Start Input rows
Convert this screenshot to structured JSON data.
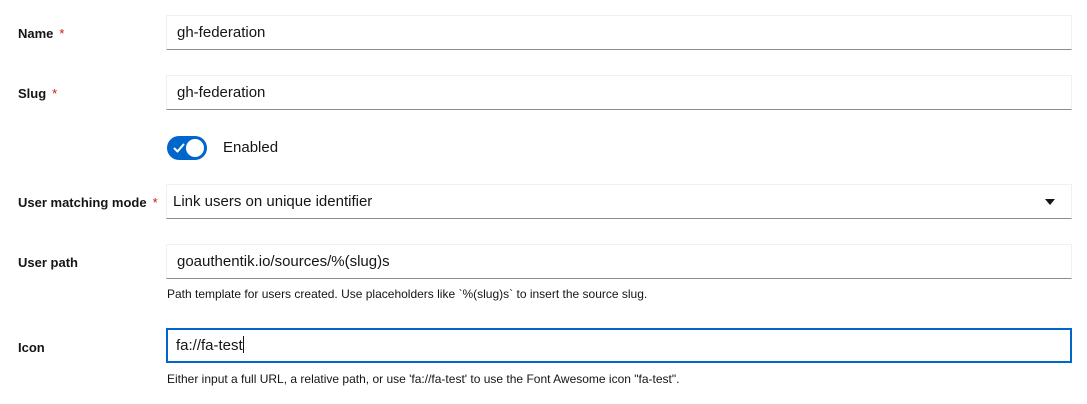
{
  "name": {
    "label": "Name",
    "required_mark": "*",
    "value": "gh-federation"
  },
  "slug": {
    "label": "Slug",
    "required_mark": "*",
    "value": "gh-federation"
  },
  "enabled": {
    "label": "Enabled",
    "checked": true,
    "icon": "check-icon"
  },
  "user_matching_mode": {
    "label": "User matching mode",
    "required_mark": "*",
    "selected": "Link users on unique identifier",
    "icon": "caret-down-icon"
  },
  "user_path": {
    "label": "User path",
    "value": "goauthentik.io/sources/%(slug)s",
    "helper": "Path template for users created. Use placeholders like `%(slug)s` to insert the source slug."
  },
  "icon": {
    "label": "Icon",
    "value": "fa://fa-test",
    "helper": "Either input a full URL, a relative path, or use 'fa://fa-test' to use the Font Awesome icon \"fa-test\"."
  },
  "colors": {
    "accent": "#0066cc",
    "required": "#c9190b",
    "text": "#151515",
    "input_border": "#8a8d90"
  }
}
End Input rows
[The task] Transcribe every entry word for word, but omit the pictures.

[Output below]
Convert this screenshot to structured JSON data.
{
  "name": {
    "label": "Name",
    "required_mark": "*",
    "value": "gh-federation"
  },
  "slug": {
    "label": "Slug",
    "required_mark": "*",
    "value": "gh-federation"
  },
  "enabled": {
    "label": "Enabled",
    "checked": true,
    "icon": "check-icon"
  },
  "user_matching_mode": {
    "label": "User matching mode",
    "required_mark": "*",
    "selected": "Link users on unique identifier",
    "icon": "caret-down-icon"
  },
  "user_path": {
    "label": "User path",
    "value": "goauthentik.io/sources/%(slug)s",
    "helper": "Path template for users created. Use placeholders like `%(slug)s` to insert the source slug."
  },
  "icon": {
    "label": "Icon",
    "value": "fa://fa-test",
    "helper": "Either input a full URL, a relative path, or use 'fa://fa-test' to use the Font Awesome icon \"fa-test\"."
  },
  "colors": {
    "accent": "#0066cc",
    "required": "#c9190b",
    "text": "#151515",
    "input_border": "#8a8d90"
  }
}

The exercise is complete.